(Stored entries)

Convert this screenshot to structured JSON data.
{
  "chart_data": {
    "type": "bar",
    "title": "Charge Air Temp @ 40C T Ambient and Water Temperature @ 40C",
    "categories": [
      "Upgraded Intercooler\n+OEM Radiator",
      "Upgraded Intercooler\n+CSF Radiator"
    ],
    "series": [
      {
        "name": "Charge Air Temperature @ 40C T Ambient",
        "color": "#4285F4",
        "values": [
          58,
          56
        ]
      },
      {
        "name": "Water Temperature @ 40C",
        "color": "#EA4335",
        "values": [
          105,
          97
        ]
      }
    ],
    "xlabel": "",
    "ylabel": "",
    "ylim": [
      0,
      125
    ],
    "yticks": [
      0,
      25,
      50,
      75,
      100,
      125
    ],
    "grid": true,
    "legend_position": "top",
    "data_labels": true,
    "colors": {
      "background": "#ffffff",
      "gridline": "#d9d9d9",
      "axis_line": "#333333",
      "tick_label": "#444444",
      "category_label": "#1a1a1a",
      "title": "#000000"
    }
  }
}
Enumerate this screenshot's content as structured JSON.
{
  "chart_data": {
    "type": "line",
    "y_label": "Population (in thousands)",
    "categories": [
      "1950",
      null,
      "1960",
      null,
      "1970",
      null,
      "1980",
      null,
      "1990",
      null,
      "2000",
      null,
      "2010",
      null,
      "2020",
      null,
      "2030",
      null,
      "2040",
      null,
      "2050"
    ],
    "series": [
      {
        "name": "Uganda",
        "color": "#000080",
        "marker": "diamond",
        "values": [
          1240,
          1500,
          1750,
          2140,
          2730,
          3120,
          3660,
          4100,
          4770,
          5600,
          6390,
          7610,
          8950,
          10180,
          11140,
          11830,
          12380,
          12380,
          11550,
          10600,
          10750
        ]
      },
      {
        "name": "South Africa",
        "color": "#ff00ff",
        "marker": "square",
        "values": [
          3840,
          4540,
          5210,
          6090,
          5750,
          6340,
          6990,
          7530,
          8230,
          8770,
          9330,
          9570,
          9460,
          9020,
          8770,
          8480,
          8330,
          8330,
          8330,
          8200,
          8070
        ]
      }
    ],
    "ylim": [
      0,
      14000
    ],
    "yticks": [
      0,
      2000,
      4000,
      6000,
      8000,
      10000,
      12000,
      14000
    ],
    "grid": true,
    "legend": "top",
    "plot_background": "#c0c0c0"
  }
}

- [SHORT PROBLEM] Check each line of the entries above for the word "structured". List the ones that have it.

- [FULL ANSWER]
Convert this screenshot to structured JSON data.
Enumerate this screenshot's content as structured JSON.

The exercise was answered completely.